Information shown =
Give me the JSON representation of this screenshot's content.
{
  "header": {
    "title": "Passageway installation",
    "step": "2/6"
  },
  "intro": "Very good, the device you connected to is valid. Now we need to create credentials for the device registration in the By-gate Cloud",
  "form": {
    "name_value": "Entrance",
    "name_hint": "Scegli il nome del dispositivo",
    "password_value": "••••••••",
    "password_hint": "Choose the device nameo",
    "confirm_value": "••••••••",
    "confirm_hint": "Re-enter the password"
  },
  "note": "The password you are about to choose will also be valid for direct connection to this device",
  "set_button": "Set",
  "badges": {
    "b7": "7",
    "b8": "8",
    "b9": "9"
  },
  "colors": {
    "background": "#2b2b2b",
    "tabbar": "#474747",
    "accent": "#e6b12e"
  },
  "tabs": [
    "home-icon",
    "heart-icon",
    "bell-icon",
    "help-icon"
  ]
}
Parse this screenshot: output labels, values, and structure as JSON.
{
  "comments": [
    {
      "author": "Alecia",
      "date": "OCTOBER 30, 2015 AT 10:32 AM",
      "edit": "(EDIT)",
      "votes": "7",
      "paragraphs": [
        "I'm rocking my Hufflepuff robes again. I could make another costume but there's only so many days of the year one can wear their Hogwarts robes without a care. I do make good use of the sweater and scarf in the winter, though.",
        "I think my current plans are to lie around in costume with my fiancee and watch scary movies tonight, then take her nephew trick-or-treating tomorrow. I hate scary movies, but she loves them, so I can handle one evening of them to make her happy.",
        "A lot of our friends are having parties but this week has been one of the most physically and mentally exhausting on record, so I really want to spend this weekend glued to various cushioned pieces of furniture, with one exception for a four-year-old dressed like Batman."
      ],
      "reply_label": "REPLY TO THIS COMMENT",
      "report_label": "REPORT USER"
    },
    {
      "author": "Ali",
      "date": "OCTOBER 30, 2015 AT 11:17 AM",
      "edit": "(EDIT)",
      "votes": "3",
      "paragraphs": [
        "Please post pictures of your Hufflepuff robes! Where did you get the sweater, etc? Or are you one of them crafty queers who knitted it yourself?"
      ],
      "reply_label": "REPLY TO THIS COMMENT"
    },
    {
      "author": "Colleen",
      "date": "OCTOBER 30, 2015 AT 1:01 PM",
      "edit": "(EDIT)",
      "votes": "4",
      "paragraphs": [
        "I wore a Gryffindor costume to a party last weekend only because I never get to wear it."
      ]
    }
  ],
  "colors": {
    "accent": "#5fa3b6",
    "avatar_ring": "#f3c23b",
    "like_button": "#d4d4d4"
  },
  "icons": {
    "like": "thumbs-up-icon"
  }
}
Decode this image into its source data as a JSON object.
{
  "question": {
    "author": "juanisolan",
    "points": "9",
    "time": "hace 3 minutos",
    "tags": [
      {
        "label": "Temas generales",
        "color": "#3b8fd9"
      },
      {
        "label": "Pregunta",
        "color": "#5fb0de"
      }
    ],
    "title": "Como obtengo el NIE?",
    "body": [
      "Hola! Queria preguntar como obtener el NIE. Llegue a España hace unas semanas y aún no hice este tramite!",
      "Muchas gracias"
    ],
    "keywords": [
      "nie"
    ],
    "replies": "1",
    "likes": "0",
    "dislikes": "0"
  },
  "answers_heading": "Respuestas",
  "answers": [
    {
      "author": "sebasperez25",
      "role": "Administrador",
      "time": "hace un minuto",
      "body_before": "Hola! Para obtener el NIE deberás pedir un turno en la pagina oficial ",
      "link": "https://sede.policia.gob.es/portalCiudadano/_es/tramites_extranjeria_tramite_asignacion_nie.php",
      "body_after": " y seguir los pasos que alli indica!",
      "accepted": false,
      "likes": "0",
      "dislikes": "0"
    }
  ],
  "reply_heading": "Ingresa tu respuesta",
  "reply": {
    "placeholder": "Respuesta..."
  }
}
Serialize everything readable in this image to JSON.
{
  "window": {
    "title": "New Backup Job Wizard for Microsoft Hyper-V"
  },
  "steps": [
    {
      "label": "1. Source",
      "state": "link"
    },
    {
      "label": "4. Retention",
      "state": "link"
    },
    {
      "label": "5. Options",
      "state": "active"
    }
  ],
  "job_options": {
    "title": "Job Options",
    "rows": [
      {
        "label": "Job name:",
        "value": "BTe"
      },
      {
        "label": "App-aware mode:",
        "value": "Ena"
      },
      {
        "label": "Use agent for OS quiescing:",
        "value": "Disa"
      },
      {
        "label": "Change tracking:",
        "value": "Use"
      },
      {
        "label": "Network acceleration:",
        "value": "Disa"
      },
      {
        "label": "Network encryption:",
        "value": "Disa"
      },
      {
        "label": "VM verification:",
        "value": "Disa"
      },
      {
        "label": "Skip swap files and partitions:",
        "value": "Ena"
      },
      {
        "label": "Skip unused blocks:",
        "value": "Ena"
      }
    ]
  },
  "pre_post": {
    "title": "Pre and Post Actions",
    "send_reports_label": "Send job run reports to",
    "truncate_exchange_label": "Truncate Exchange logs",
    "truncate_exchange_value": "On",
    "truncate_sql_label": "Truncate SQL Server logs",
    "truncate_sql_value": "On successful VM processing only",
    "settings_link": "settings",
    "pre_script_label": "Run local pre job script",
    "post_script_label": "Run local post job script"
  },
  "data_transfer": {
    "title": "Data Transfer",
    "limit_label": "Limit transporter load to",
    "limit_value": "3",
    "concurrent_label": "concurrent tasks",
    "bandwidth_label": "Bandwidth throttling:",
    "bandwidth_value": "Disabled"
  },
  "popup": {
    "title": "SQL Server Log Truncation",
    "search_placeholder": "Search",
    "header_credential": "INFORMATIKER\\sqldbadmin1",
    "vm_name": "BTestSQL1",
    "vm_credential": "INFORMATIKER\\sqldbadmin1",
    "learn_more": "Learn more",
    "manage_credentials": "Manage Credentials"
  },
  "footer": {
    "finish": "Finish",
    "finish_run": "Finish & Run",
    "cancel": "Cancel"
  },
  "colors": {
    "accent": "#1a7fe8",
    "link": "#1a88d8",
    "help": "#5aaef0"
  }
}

Aim of the task =
Say, as a number only, how many lines of the data contain "Server".

Final result =
2